**EXERCISE:**
Determine the number of lines that have the string "explain" in them, and give only that number.

(Extracted data entries)
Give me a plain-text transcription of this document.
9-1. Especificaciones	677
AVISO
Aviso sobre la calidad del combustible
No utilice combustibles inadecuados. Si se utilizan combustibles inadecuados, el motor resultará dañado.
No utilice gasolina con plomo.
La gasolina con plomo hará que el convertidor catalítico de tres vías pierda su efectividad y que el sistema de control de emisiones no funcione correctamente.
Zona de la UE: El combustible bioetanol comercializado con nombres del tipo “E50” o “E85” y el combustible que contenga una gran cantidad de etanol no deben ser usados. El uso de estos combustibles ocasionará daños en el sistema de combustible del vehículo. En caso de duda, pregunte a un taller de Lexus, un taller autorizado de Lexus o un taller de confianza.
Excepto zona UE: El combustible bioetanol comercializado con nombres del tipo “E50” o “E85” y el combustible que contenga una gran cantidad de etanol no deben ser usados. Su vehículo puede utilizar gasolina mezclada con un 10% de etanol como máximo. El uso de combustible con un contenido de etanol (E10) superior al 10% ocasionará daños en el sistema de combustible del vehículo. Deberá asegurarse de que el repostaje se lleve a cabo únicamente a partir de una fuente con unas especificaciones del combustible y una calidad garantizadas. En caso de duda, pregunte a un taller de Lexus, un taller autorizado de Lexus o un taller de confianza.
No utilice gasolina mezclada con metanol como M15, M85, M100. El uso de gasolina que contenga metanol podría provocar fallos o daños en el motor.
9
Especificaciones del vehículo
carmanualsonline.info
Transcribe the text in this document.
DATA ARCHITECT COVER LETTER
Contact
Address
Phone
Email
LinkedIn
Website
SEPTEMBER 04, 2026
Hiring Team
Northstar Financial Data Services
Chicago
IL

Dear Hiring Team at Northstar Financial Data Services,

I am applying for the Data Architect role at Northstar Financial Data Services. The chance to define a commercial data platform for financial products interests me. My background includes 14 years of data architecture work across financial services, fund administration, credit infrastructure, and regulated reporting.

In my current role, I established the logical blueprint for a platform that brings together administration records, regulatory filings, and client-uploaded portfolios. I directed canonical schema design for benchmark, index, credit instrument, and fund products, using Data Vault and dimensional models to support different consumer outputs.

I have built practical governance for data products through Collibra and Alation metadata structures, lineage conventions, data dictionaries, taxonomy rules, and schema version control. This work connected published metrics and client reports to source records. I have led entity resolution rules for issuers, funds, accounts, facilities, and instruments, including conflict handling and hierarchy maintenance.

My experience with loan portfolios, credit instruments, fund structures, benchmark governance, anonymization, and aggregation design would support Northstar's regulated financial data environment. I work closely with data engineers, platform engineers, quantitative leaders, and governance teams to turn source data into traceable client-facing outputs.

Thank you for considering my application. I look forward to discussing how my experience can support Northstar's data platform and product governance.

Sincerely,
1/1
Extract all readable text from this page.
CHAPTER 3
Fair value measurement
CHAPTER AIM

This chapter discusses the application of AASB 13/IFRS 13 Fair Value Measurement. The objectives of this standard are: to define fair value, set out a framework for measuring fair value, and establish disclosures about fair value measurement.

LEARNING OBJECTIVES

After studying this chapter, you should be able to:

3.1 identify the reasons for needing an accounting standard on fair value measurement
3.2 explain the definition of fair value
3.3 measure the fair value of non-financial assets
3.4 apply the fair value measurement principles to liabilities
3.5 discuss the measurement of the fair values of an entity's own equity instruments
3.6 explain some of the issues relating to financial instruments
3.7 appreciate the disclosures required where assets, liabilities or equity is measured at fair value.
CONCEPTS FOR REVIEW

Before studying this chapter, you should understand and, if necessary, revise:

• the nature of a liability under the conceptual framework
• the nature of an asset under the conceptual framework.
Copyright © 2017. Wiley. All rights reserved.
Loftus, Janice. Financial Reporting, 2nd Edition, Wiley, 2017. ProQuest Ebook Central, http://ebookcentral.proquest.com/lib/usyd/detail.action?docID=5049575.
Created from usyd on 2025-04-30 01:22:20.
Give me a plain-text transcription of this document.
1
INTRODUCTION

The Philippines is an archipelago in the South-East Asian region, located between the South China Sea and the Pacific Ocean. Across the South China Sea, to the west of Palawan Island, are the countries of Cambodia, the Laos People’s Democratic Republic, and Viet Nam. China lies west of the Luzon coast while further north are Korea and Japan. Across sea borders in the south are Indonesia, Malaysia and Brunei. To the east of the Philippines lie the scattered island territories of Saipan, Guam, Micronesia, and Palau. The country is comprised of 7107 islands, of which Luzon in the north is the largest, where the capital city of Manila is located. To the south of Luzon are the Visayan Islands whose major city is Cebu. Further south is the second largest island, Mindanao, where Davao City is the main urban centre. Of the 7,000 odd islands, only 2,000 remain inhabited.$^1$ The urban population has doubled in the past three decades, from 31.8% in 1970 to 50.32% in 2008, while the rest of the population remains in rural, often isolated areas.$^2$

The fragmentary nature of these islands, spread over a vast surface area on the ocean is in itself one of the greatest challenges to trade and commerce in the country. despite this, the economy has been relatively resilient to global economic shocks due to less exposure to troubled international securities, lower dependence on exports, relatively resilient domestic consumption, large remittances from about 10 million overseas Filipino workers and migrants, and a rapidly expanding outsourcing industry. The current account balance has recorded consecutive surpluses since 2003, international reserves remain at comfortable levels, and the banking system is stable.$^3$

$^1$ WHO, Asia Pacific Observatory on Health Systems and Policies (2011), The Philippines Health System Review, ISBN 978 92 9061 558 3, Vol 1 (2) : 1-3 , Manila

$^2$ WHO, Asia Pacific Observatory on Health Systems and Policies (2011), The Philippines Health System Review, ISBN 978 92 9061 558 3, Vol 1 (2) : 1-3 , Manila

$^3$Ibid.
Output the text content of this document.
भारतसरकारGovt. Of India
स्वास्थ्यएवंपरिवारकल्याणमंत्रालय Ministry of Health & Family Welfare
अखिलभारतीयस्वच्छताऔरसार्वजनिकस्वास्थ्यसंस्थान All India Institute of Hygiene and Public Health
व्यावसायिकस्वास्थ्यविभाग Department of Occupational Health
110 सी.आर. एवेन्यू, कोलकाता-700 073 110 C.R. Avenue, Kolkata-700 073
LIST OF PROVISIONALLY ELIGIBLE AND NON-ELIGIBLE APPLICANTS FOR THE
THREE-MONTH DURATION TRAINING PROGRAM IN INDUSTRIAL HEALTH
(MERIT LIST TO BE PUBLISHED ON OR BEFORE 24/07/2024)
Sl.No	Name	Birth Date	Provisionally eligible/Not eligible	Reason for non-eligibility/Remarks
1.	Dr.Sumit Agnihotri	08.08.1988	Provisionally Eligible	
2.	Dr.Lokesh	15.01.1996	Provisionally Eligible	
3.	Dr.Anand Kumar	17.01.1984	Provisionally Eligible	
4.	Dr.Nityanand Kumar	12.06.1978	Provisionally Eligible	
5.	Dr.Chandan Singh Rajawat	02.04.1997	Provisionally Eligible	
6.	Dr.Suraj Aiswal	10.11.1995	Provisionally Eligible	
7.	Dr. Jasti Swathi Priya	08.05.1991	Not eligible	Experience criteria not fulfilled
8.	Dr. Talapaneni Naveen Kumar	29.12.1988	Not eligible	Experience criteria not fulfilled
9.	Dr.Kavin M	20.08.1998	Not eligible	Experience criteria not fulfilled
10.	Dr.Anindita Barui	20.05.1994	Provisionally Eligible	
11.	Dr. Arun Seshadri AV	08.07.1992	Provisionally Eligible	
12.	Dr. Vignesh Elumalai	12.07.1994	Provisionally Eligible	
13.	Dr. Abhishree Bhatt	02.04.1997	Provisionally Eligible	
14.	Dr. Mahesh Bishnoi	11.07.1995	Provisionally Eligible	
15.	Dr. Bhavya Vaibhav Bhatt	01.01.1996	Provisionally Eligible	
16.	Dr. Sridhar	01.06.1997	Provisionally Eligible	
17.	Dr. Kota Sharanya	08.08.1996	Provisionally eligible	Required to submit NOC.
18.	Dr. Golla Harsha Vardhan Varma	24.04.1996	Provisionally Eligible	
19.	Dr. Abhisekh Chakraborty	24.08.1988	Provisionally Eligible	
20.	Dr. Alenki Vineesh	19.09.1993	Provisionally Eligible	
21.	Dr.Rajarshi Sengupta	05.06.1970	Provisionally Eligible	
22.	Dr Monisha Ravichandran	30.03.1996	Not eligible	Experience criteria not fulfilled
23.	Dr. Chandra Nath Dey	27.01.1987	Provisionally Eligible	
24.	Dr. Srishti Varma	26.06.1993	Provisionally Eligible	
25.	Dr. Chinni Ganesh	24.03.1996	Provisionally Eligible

**TASK OUTPUT:**
2